TO DO. List each line of the data that holds the word "καρδίας".

DATA FOR PROCESSING.
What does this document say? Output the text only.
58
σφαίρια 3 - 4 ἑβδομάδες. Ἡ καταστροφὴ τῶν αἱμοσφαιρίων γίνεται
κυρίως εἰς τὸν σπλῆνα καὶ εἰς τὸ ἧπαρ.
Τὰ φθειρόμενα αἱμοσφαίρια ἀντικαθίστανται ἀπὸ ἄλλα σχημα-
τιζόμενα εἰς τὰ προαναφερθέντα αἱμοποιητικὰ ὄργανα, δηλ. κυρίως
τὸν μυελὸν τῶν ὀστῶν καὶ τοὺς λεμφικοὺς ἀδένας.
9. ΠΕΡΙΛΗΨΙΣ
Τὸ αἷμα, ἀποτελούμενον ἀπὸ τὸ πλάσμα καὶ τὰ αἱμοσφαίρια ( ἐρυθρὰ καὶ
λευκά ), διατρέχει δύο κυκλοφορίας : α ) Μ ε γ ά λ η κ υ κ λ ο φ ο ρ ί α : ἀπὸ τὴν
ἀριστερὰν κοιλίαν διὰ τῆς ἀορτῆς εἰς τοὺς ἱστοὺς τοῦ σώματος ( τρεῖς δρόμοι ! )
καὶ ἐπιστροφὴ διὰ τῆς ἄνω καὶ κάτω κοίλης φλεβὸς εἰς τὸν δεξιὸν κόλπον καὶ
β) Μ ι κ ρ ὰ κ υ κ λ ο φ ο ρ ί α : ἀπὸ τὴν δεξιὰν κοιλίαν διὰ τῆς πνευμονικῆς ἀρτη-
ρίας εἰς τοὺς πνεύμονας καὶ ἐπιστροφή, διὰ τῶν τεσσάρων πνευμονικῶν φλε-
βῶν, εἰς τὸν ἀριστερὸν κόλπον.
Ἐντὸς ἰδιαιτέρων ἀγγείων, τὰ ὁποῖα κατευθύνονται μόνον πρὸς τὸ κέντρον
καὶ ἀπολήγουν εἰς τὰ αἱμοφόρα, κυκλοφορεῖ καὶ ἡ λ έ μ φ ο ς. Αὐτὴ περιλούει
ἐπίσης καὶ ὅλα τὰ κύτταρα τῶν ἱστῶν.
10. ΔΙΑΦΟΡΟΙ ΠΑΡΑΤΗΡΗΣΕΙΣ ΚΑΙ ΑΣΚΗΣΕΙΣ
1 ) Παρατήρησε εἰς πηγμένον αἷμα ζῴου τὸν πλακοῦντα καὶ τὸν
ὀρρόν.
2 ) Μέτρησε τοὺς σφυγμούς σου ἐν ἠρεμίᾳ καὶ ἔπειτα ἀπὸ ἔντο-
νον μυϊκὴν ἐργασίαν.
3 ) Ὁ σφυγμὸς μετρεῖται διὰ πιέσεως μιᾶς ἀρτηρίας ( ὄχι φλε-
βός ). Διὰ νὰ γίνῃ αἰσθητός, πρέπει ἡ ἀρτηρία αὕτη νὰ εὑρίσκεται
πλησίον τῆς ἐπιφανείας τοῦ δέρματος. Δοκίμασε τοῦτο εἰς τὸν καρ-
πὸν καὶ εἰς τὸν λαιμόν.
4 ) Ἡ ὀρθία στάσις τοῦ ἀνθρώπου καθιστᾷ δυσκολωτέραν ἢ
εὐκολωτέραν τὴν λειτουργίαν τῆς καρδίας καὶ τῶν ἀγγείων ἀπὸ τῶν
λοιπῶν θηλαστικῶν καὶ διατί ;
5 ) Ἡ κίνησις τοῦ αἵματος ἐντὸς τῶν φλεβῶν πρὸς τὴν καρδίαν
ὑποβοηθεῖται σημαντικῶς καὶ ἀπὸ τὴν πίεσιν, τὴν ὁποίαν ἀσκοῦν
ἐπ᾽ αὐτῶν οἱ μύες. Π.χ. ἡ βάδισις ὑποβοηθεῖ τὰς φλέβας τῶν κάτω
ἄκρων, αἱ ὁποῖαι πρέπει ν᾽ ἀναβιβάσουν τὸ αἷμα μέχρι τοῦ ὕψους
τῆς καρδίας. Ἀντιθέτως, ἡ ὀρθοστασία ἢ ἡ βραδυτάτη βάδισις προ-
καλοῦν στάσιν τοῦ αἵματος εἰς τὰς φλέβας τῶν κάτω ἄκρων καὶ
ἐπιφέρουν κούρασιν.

REPLY TO THE TASK.
εὐκολωτέραν τὴν λειτουργίαν τῆς καρδίας καὶ τῶν ἀγγείων ἀπὸ τῶν
τῆς καρδίας. Ἀντιθέτως, ἡ ὀρθοστασία ἢ ἡ βραδυτάτη βάδισις προ-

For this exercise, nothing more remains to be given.